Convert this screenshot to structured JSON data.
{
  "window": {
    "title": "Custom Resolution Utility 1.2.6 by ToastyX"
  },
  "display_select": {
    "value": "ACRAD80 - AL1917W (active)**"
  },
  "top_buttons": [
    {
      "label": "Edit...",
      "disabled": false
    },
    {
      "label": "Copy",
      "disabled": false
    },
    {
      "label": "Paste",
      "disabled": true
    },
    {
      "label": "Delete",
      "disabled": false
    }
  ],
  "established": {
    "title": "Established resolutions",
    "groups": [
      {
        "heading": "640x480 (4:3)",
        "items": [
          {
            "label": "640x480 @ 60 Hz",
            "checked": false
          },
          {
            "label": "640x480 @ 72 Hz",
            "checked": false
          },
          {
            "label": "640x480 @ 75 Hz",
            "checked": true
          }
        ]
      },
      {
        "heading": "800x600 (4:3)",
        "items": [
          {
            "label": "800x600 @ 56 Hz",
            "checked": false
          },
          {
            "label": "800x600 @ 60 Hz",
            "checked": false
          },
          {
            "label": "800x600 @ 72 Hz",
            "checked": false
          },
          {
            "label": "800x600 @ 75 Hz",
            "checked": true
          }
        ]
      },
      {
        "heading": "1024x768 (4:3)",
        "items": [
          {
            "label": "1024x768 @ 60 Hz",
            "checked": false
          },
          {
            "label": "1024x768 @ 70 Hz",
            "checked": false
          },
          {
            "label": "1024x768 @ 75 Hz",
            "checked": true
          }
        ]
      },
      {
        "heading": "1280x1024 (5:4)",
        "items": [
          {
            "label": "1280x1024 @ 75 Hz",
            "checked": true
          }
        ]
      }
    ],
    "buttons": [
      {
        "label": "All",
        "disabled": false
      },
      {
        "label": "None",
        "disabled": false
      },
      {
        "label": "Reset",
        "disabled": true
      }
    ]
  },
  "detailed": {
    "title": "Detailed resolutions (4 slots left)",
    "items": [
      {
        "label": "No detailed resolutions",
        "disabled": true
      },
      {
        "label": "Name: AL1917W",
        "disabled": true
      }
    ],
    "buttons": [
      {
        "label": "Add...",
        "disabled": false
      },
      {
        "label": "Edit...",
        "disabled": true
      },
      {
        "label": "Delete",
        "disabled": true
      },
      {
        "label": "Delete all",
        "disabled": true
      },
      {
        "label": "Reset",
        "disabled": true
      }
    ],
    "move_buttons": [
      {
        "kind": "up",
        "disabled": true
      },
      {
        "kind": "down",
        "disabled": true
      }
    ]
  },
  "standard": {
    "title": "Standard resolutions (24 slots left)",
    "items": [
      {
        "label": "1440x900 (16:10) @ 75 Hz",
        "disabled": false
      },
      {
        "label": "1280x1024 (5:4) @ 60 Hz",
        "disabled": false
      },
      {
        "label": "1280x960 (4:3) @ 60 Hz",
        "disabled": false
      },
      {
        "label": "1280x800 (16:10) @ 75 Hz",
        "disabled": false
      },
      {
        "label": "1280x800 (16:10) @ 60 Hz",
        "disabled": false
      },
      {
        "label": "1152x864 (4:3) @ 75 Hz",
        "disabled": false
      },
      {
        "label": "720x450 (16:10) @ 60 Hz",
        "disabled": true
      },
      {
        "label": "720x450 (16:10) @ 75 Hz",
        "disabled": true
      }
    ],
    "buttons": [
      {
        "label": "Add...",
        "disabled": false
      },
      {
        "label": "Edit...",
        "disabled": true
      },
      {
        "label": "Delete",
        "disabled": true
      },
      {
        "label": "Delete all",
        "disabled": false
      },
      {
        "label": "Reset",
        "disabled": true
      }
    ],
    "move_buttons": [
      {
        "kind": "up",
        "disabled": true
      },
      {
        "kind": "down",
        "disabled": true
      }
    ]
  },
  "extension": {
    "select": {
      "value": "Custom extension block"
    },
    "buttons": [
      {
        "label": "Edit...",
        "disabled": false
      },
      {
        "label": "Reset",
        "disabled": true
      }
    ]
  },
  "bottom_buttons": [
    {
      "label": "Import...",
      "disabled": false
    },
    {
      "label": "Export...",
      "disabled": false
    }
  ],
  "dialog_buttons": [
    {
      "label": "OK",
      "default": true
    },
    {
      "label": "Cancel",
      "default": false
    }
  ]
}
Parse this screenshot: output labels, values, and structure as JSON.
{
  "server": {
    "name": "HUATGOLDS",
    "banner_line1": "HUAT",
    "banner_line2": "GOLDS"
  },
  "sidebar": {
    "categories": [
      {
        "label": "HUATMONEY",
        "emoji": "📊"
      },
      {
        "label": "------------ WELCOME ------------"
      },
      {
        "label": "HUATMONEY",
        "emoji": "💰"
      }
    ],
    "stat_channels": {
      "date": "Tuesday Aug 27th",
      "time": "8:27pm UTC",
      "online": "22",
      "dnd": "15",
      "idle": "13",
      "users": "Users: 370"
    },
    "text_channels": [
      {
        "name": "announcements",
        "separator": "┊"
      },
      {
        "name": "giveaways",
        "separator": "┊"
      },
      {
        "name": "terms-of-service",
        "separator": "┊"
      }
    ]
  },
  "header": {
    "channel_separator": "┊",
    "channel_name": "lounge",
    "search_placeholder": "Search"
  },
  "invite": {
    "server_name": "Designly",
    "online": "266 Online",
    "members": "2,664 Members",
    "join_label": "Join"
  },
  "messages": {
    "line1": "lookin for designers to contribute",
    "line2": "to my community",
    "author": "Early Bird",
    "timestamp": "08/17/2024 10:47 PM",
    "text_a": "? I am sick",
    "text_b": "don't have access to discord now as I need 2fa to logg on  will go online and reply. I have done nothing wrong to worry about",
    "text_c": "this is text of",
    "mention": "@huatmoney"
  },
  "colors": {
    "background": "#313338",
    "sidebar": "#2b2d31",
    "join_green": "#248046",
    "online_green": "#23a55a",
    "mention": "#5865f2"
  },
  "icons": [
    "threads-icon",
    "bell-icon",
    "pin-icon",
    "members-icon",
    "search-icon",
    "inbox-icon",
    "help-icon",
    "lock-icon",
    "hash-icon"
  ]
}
※ ※ ※
• **WHAT THE TASK ASKS**
Return every entry exactly as given.

• **ANSWER**
Convert this screenshot to structured JSON data.
{
  "window": {
    "title": "Custom Resolution Utility 1.2.6 by ToastyX"
  },
  "display_select": {
    "value": "ACRAD80 - AL1917W (active)**"
  },
  "top_buttons": [
    {
      "label": "Edit...",
      "disabled": false
    },
    {
      "label": "Copy",
      "disabled": false
    },
    {
      "label": "Paste",
      "disabled": true
    },
    {
      "label": "Delete",
      "disabled": false
    }
  ],
  "established": {
    "title": "Established resolutions",
    "groups": [
      {
        "heading": "640x480 (4:3)",
        "items": [
          {
            "label": "640x480 @ 60 Hz",
            "checked": false
          },
          {
            "label": "640x480 @ 72 Hz",
            "checked": false
          },
          {
            "label": "640x480 @ 75 Hz",
            "checked": true
          }
        ]
      },
      {
        "heading": "800x600 (4:3)",
        "items": [
          {
            "label": "800x600 @ 56 Hz",
            "checked": false
          },
          {
            "label": "800x600 @ 60 Hz",
            "checked": false
          },
          {
            "label": "800x600 @ 72 Hz",
            "checked": false
          },
          {
            "label": "800x600 @ 75 Hz",
            "checked": true
          }
        ]
      },
      {
        "heading": "1024x768 (4:3)",
        "items": [
          {
            "label": "1024x768 @ 60 Hz",
            "checked": false
          },
          {
            "label": "1024x768 @ 70 Hz",
            "checked": false
          },
          {
            "label": "1024x768 @ 75 Hz",
            "checked": true
          }
        ]
      },
      {
        "heading": "1280x1024 (5:4)",
        "items": [
          {
            "label": "1280x1024 @ 75 Hz",
            "checked": true
          }
        ]
      }
    ],
    "buttons": [
      {
        "label": "All",
        "disabled": false
      },
      {
        "label": "None",
        "disabled": false
      },
      {
        "label": "Reset",
        "disabled": true
      }
    ]
  },
  "detailed": {
    "title": "Detailed resolutions (4 slots left)",
    "items": [
      {
        "label": "No detailed resolutions",
        "disabled": true
      },
      {
        "label": "Name: AL1917W",
        "disabled": true
      }
    ],
    "buttons": [
      {
        "label": "Add...",
        "disabled": false
      },
      {
        "label": "Edit...",
        "disabled": true
      },
      {
        "label": "Delete",
        "disabled": true
      },
      {
        "label": "Delete all",
        "disabled": true
      },
      {
        "label": "Reset",
        "disabled": true
      }
    ],
    "move_buttons": [
      {
        "kind": "up",
        "disabled": true
      },
      {
        "kind": "down",
        "disabled": true
      }
    ]
  },
  "standard": {
    "title": "Standard resolutions (24 slots left)",
    "items": [
      {
        "label": "1440x900 (16:10) @ 75 Hz",
        "disabled": false
      },
      {
        "label": "1280x1024 (5:4) @ 60 Hz",
        "disabled": false
      },
      {
        "label": "1280x960 (4:3) @ 60 Hz",
        "disabled": false
      },
      {
        "label": "1280x800 (16:10) @ 75 Hz",
        "disabled": false
      },
      {
        "label": "1280x800 (16:10) @ 60 Hz",
        "disabled": false
      },
      {
        "label": "1152x864 (4:3) @ 75 Hz",
        "disabled": false
      },
      {
        "label": "720x450 (16:10) @ 60 Hz",
        "disabled": true
      },
      {
        "label": "720x450 (16:10) @ 75 Hz",
        "disabled": true
      }
    ],
    "buttons": [
      {
        "label": "Add...",
        "disabled": false
      },
      {
        "label": "Edit...",
        "disabled": true
      },
      {
        "label": "Delete",
        "disabled": true
      },
      {
        "label": "Delete all",
        "disabled": false
      },
      {
        "label": "Reset",
        "disabled": true
      }
    ],
    "move_buttons": [
      {
        "kind": "up",
        "disabled": true
      },
      {
        "kind": "down",
        "disabled": true
      }
    ]
  },
  "extension": {
    "select": {
      "value": "Custom extension block"
    },
    "buttons": [
      {
        "label": "Edit...",
        "disabled": false
      },
      {
        "label": "Reset",
        "disabled": true
      }
    ]
  },
  "bottom_buttons": [
    {
      "label": "Import...",
      "disabled": false
    },
    {
      "label": "Export...",
      "disabled": false
    }
  ],
  "dialog_buttons": [
    {
      "label": "OK",
      "default": true
    },
    {
      "label": "Cancel",
      "default": false
    }
  ]
}
Parse this screenshot: output labels, values, and structure as JSON.
{
  "server": {
    "name": "HUATGOLDS",
    "banner_line1": "HUAT",
    "banner_line2": "GOLDS"
  },
  "sidebar": {
    "categories": [
      {
        "label": "HUATMONEY",
        "emoji": "📊"
      },
      {
        "label": "------------ WELCOME ------------"
      },
      {
        "label": "HUATMONEY",
        "emoji": "💰"
      }
    ],
    "stat_channels": {
      "date": "Tuesday Aug 27th",
      "time": "8:27pm UTC",
      "online": "22",
      "dnd": "15",
      "idle": "13",
      "users": "Users: 370"
    },
    "text_channels": [
      {
        "name": "announcements",
        "separator": "┊"
      },
      {
        "name": "giveaways",
        "separator": "┊"
      },
      {
        "name": "terms-of-service",
        "separator": "┊"
      }
    ]
  },
  "header": {
    "channel_separator": "┊",
    "channel_name": "lounge",
    "search_placeholder": "Search"
  },
  "invite": {
    "server_name": "Designly",
    "online": "266 Online",
    "members": "2,664 Members",
    "join_label": "Join"
  },
  "messages": {
    "line1": "lookin for designers to contribute",
    "line2": "to my community",
    "author": "Early Bird",
    "timestamp": "08/17/2024 10:47 PM",
    "text_a": "? I am sick",
    "text_b": "don't have access to discord now as I need 2fa to logg on  will go online and reply. I have done nothing wrong to worry about",
    "text_c": "this is text of",
    "mention": "@huatmoney"
  },
  "colors": {
    "background": "#313338",
    "sidebar": "#2b2d31",
    "join_green": "#248046",
    "online_green": "#23a55a",
    "mention": "#5865f2"
  },
  "icons": [
    "threads-icon",
    "bell-icon",
    "pin-icon",
    "members-icon",
    "search-icon",
    "inbox-icon",
    "help-icon",
    "lock-icon",
    "hash-icon"
  ]
}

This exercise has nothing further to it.